§ **DOCUMENT PASSAGE**:
## BEGIN
Dead lock is caused in the database when you have resources (connections) waiting for other connections to release locks on the rows that are needed by the session, resulting in all session being blocked. Oracle automatically detects deadlocks are resolves the deadlock by rolling back the statement in the transaction that detected the deadlock. Thing to remember is that last statement is rolled back and not the whole transaction, which means that if you had other modifications, those rows are still locked and the application should make sure that it does a explicit rollback on the connection.

For example.
Lets assume there are two tables Parent(ParentID) and Child(ChildID)

SESSION_A >create table parent (parentId number(10));
Table created.
SESSION_A >create table child (childId number(10));
Table created.
## END
§ **GIVEN TASK**:
Decide whether each statement below agrees with the deadlock passage, answering yes or no and quoting the words of the passage that settle it. 1. When Oracle resolves a detected deadlock, it rolls back the whole transaction. 2. After the deadlock is resolved, rows touched by other modifications in that transaction remain locked. 3. The example works with two tables, Parent and Child.

§ **PROVIDED MATERIAL**:
## BEGIN
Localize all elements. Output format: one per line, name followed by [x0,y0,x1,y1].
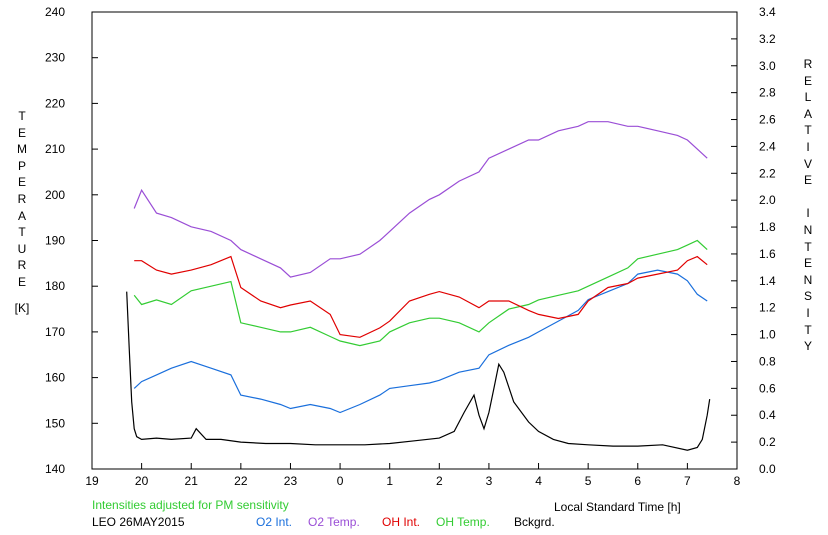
## END
§ **SOLUTION TO THIS EXERCISE**:
1. No: "last statement is rolled back and not the whole transaction"
2. Yes: "if you had other modifications, those rows are still locked"
3. Yes: "there are two tables Parent(ParentID) and Child(ChildID)"